What to work on
Exclude the pictures and return every line exactly as written.

(Collected data entries)
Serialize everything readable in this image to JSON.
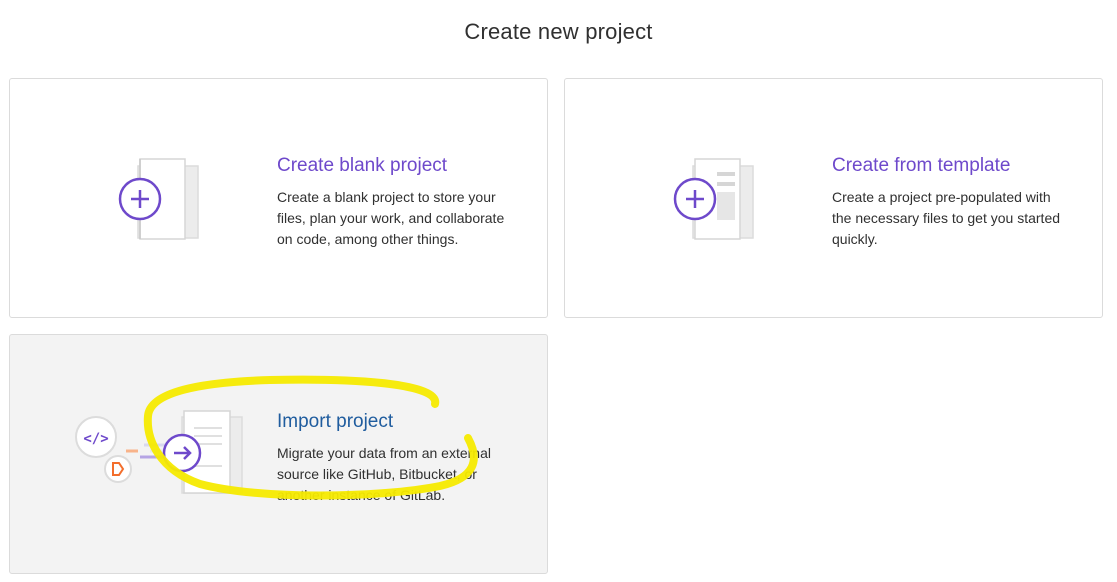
{
  "page": {
    "title": "Create new project"
  },
  "cards": [
    {
      "title": "Create blank project",
      "description": "Create a blank project to store your files, plan your work, and collaborate on code, among other things.",
      "icon": "plus-document-icon"
    },
    {
      "title": "Create from template",
      "description": "Create a project pre-populated with the necessary files to get you started quickly.",
      "icon": "template-document-icon"
    },
    {
      "title": "Import project",
      "description": "Migrate your data from an external source like GitHub, Bitbucket, or another instance of GitLab.",
      "icon": "import-document-icon"
    }
  ],
  "colors": {
    "accent_purple": "#6e49cb",
    "import_title_blue": "#1f5c9e",
    "highlight_yellow": "#f5ea00",
    "hover_background": "#f3f3f3",
    "border": "#dbdbdb"
  }
}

Final answer
Serialize everything readable in this image to JSON.
{
  "page": {
    "title": "Create new project"
  },
  "cards": [
    {
      "title": "Create blank project",
      "description": "Create a blank project to store your files, plan your work, and collaborate on code, among other things.",
      "icon": "plus-document-icon"
    },
    {
      "title": "Create from template",
      "description": "Create a project pre-populated with the necessary files to get you started quickly.",
      "icon": "template-document-icon"
    },
    {
      "title": "Import project",
      "description": "Migrate your data from an external source like GitHub, Bitbucket, or another instance of GitLab.",
      "icon": "import-document-icon"
    }
  ],
  "colors": {
    "accent_purple": "#6e49cb",
    "import_title_blue": "#1f5c9e",
    "highlight_yellow": "#f5ea00",
    "hover_background": "#f3f3f3",
    "border": "#dbdbdb"
  }
}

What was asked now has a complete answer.